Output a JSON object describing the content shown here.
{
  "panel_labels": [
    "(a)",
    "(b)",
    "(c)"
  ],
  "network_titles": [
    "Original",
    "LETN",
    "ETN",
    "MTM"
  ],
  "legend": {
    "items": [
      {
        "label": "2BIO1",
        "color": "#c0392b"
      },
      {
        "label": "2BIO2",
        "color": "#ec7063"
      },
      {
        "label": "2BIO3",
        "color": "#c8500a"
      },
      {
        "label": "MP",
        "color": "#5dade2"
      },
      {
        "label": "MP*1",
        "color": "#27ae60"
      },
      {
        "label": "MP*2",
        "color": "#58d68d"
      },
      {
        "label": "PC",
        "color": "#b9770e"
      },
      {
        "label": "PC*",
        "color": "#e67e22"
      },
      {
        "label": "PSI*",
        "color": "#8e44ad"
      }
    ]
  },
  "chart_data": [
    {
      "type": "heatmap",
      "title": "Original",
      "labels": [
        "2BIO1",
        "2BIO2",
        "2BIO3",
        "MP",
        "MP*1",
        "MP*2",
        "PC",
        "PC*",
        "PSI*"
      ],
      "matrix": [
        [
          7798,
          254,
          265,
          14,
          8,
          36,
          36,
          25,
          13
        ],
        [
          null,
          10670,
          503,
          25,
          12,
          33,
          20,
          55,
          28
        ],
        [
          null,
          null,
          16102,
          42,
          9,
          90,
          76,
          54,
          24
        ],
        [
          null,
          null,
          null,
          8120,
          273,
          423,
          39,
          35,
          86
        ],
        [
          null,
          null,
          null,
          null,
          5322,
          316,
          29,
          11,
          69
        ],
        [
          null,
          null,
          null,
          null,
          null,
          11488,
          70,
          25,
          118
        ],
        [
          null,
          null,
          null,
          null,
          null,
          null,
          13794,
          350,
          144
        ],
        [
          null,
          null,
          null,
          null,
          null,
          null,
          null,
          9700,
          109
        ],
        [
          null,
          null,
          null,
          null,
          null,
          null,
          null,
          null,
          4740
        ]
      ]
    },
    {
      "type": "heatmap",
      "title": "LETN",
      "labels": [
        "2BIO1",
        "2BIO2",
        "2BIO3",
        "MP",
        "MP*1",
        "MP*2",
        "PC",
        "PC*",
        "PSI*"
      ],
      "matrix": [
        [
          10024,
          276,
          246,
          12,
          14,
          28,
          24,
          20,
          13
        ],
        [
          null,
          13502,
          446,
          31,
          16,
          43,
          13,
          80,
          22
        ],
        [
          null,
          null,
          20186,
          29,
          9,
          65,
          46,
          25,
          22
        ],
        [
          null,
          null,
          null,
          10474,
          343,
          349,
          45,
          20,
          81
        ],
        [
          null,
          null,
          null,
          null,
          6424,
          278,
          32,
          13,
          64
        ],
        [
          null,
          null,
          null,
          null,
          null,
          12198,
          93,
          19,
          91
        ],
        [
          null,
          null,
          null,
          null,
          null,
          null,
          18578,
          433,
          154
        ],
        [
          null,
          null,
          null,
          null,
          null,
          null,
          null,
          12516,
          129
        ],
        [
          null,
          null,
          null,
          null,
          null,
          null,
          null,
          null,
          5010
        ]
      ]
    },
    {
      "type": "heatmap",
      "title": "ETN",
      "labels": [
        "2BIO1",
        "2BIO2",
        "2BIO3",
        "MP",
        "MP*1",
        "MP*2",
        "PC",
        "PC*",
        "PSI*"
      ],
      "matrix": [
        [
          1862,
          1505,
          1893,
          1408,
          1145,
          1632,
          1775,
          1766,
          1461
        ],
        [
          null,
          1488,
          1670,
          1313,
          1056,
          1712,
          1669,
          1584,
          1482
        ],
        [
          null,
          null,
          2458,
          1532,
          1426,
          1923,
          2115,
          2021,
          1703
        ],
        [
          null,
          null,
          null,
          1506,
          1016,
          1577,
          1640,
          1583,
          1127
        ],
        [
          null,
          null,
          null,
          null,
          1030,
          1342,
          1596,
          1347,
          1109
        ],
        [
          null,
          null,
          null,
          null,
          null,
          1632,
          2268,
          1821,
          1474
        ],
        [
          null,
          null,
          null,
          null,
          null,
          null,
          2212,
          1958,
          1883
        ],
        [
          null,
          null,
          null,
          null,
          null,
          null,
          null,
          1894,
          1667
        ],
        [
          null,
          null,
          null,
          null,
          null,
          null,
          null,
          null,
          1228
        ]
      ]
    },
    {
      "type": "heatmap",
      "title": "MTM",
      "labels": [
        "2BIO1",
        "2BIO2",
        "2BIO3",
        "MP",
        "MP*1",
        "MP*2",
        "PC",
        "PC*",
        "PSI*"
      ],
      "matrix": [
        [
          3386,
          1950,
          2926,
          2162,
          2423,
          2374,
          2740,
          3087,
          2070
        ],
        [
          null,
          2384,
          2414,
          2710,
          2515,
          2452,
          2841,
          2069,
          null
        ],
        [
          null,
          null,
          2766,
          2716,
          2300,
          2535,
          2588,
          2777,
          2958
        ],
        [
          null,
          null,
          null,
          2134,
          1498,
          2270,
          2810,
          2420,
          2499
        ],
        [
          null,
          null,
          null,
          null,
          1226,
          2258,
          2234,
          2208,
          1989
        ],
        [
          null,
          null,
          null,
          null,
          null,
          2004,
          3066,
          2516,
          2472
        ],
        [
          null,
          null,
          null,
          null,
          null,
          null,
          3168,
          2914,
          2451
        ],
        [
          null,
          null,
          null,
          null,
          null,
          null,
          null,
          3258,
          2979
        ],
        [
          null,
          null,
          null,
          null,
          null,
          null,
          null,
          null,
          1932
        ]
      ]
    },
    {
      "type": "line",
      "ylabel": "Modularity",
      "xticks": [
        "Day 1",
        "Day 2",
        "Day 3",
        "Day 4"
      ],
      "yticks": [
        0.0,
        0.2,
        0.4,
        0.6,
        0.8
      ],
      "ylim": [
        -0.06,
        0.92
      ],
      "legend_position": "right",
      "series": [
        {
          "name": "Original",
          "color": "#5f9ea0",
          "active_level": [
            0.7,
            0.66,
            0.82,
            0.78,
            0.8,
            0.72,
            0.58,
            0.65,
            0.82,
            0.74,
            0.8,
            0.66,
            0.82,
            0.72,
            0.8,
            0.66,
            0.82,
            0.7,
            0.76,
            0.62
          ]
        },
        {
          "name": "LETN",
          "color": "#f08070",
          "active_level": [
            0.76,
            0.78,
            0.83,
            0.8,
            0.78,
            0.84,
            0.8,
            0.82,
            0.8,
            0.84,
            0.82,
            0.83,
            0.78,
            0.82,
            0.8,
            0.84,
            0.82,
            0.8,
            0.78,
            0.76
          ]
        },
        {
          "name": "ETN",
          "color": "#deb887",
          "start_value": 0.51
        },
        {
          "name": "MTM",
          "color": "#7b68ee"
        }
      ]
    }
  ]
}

-*-*-

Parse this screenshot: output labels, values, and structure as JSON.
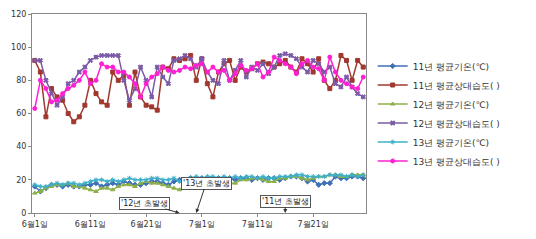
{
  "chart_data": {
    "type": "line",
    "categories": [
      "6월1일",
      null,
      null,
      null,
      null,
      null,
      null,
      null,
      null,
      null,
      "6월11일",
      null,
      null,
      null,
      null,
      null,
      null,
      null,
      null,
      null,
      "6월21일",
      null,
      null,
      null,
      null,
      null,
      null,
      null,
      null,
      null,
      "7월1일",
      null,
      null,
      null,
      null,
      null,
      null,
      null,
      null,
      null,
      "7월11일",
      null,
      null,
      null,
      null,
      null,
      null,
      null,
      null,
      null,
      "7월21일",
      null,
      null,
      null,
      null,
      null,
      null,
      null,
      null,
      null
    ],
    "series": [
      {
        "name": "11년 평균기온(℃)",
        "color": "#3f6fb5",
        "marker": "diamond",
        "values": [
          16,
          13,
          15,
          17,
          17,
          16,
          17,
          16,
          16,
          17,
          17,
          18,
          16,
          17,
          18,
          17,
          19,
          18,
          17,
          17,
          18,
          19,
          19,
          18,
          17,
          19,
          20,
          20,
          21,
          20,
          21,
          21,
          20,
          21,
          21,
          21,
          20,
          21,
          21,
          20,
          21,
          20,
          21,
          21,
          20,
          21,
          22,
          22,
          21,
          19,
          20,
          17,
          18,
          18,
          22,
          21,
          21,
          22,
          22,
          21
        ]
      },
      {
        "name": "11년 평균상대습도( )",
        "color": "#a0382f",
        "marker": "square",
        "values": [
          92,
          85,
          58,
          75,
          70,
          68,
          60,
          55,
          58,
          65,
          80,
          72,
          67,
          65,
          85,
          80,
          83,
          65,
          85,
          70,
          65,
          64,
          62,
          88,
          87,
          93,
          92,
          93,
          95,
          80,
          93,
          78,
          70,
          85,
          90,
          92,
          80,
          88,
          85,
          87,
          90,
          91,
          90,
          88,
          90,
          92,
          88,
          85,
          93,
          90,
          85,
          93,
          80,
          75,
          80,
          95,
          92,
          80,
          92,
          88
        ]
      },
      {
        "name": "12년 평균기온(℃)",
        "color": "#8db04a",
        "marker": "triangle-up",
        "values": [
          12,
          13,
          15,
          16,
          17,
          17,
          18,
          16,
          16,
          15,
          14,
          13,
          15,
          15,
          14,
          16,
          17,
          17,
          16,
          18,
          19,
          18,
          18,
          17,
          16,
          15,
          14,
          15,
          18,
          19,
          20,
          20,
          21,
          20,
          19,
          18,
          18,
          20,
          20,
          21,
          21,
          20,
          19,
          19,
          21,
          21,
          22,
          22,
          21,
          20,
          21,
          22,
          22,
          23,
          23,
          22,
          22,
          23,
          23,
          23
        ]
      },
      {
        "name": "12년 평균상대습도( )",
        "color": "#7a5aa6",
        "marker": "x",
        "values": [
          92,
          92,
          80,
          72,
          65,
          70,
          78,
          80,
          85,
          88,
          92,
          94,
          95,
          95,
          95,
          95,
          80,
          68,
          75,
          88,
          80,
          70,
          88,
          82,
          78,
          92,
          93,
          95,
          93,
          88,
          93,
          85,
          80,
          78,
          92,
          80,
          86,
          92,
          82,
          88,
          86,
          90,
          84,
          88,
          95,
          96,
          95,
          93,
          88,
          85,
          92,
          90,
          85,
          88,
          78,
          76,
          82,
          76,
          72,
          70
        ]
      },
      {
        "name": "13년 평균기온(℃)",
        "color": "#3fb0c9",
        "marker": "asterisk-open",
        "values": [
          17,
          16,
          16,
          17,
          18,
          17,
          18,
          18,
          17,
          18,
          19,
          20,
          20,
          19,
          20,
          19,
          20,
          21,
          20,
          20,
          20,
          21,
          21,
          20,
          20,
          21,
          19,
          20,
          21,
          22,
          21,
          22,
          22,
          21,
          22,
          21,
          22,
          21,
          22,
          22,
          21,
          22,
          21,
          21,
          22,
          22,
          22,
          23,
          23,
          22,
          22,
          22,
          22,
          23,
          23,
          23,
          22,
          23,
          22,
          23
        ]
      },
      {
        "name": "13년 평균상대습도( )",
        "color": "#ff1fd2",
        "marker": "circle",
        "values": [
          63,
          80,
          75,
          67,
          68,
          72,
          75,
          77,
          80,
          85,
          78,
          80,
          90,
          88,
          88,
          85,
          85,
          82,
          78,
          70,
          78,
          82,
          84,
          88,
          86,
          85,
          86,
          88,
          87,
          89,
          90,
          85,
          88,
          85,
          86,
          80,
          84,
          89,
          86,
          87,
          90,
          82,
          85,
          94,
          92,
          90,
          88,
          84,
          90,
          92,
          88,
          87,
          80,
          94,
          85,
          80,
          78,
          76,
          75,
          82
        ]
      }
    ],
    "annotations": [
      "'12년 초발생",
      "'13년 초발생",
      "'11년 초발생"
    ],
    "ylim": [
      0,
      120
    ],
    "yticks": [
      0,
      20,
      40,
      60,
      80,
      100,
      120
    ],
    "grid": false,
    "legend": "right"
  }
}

-*-*-

* **Aim of the exercise**: Gather each line that holds "평균상대습도".

* **Solution for this task**:
        "name": "11년 평균상대습도( )",
        "name": "12년 평균상대습도( )",
        "name": "13년 평균상대습도( )",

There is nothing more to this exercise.